§ **TO DO**
Pictures do not belong in the copy; transcribe everything else in the records exactly.

* begin RECORDS SHOWN *

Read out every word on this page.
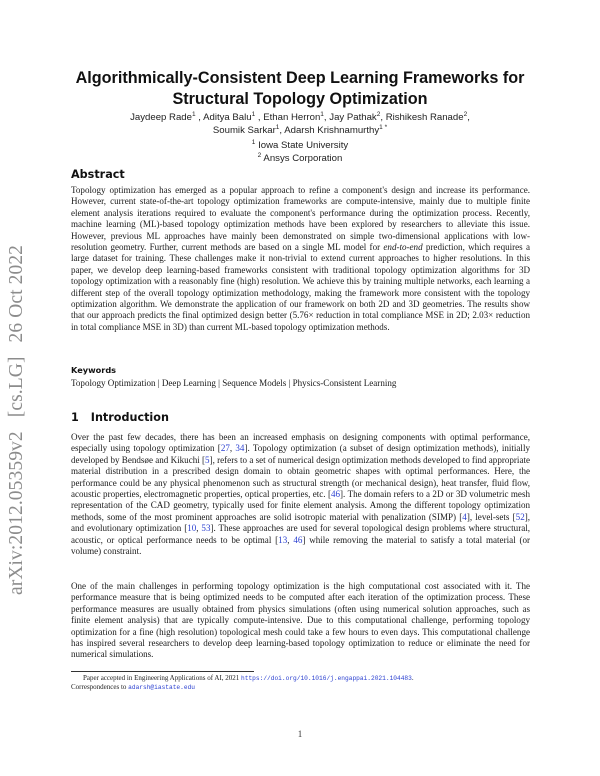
arXiv:2012.05359v2 [cs.LG] 26 Oct 2022
Algorithmically-Consistent Deep Learning Frameworks for
Structural Topology Optimization
Jaydeep Rade$^1$ , Aditya Balu$^1$ , Ethan Herron$^1$, Jay Pathak$^2$, Rishikesh Ranade$^2$,
Soumik Sarkar$^1$, Adarsh Krishnamurthy$^{1 *}$
$^1$ Iowa State University
$^2$ Ansys Corporation
Abstract

Topology optimization has emerged as a popular approach to refine a component's design and increase its performance. However, current state-of-the-art topology optimization frameworks are compute-intensive, mainly due to multiple finite element analysis iterations required to evaluate the component's performance during the optimization process. Recently, machine learning (ML)-based topology optimization methods have been explored by researchers to alleviate this issue. However, previous ML approaches have mainly been demonstrated on simple two-dimensional applications with low-resolution geometry. Further, current methods are based on a single ML model for end-to-end prediction, which requires a large dataset for training. These challenges make it non-trivial to extend current approaches to higher resolutions. In this paper, we develop deep learning-based frameworks consistent with traditional topology optimization algorithms for 3D topology optimization with a reasonably fine (high) resolution. We achieve this by training multiple networks, each learning a different step of the overall topology optimization methodology, making the framework more consistent with the topology optimization algorithm. We demonstrate the application of our framework on both 2D and 3D geometries. The results show that our approach predicts the final optimized design better (5.76× reduction in total compliance MSE in 2D; 2.03× reduction in total compliance MSE in 3D) than current ML-based topology optimization methods.

Keywords

Topology Optimization | Deep Learning | Sequence Models | Physics-Consistent Learning

1 Introduction

Over the past few decades, there has been an increased emphasis on designing components with optimal performance, especially using topology optimization [27, 34]. Topology optimization (a subset of design optimization methods), initially developed by Bendsøe and Kikuchi [5], refers to a set of numerical design optimization methods developed to find appropriate material distribution in a prescribed design domain to obtain geometric shapes with optimal performances. Here, the performance could be any physical phenomenon such as structural strength (or mechanical design), heat transfer, fluid flow, acoustic properties, electromagnetic properties, optical properties, etc. [46]. The domain refers to a 2D or 3D volumetric mesh representation of the CAD geometry, typically used for finite element analysis. Among the different topology optimization methods, some of the most prominent approaches are solid isotropic material with penalization (SIMP) [4], level-sets [52], and evolutionary optimization [10, 53]. These approaches are used for several topological design problems where structural, acoustic, or optical performance needs to be optimal [13, 46] while removing the material to satisfy a total material (or volume) constraint.

One of the main challenges in performing topology optimization is the high computational cost associated with it. The performance measure that is being optimized needs to be computed after each iteration of the optimization process. These performance measures are usually obtained from physics simulations (often using numerical solution approaches, such as finite element analysis) that are typically compute-intensive. Due to this computational challenge, performing topology optimization for a fine (high resolution) topological mesh could take a few hours to even days. This computational challenge has inspired several researchers to develop deep learning-based topology optimization to reduce or eliminate the need for numerical simulations.

Paper accepted in Engineering Applications of AI, 2021 https://doi.org/10.1016/j.engappai.2021.104483.
Correspondences to adarsh@iastate.edu
1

* end RECORDS SHOWN *

§ **ANSWER TO THIS PROBLEM**
Read out every word on this page.
arXiv:2012.05359v2 [cs.LG] 26 Oct 2022
Algorithmically-Consistent Deep Learning Frameworks for
Structural Topology Optimization
Jaydeep Rade$^1$ , Aditya Balu$^1$ , Ethan Herron$^1$, Jay Pathak$^2$, Rishikesh Ranade$^2$,
Soumik Sarkar$^1$, Adarsh Krishnamurthy$^{1 *}$
$^1$ Iowa State University
$^2$ Ansys Corporation
Abstract

Topology optimization has emerged as a popular approach to refine a component's design and increase its performance. However, current state-of-the-art topology optimization frameworks are compute-intensive, mainly due to multiple finite element analysis iterations required to evaluate the component's performance during the optimization process. Recently, machine learning (ML)-based topology optimization methods have been explored by researchers to alleviate this issue. However, previous ML approaches have mainly been demonstrated on simple two-dimensional applications with low-resolution geometry. Further, current methods are based on a single ML model for end-to-end prediction, which requires a large dataset for training. These challenges make it non-trivial to extend current approaches to higher resolutions. In this paper, we develop deep learning-based frameworks consistent with traditional topology optimization algorithms for 3D topology optimization with a reasonably fine (high) resolution. We achieve this by training multiple networks, each learning a different step of the overall topology optimization methodology, making the framework more consistent with the topology optimization algorithm. We demonstrate the application of our framework on both 2D and 3D geometries. The results show that our approach predicts the final optimized design better (5.76× reduction in total compliance MSE in 2D; 2.03× reduction in total compliance MSE in 3D) than current ML-based topology optimization methods.

Keywords

Topology Optimization | Deep Learning | Sequence Models | Physics-Consistent Learning

1 Introduction

Over the past few decades, there has been an increased emphasis on designing components with optimal performance, especially using topology optimization [27, 34]. Topology optimization (a subset of design optimization methods), initially developed by Bendsøe and Kikuchi [5], refers to a set of numerical design optimization methods developed to find appropriate material distribution in a prescribed design domain to obtain geometric shapes with optimal performances. Here, the performance could be any physical phenomenon such as structural strength (or mechanical design), heat transfer, fluid flow, acoustic properties, electromagnetic properties, optical properties, etc. [46]. The domain refers to a 2D or 3D volumetric mesh representation of the CAD geometry, typically used for finite element analysis. Among the different topology optimization methods, some of the most prominent approaches are solid isotropic material with penalization (SIMP) [4], level-sets [52], and evolutionary optimization [10, 53]. These approaches are used for several topological design problems where structural, acoustic, or optical performance needs to be optimal [13, 46] while removing the material to satisfy a total material (or volume) constraint.

One of the main challenges in performing topology optimization is the high computational cost associated with it. The performance measure that is being optimized needs to be computed after each iteration of the optimization process. These performance measures are usually obtained from physics simulations (often using numerical solution approaches, such as finite element analysis) that are typically compute-intensive. Due to this computational challenge, performing topology optimization for a fine (high resolution) topological mesh could take a few hours to even days. This computational challenge has inspired several researchers to develop deep learning-based topology optimization to reduce or eliminate the need for numerical simulations.

Paper accepted in Engineering Applications of AI, 2021 https://doi.org/10.1016/j.engappai.2021.104483.
Correspondences to adarsh@iastate.edu
1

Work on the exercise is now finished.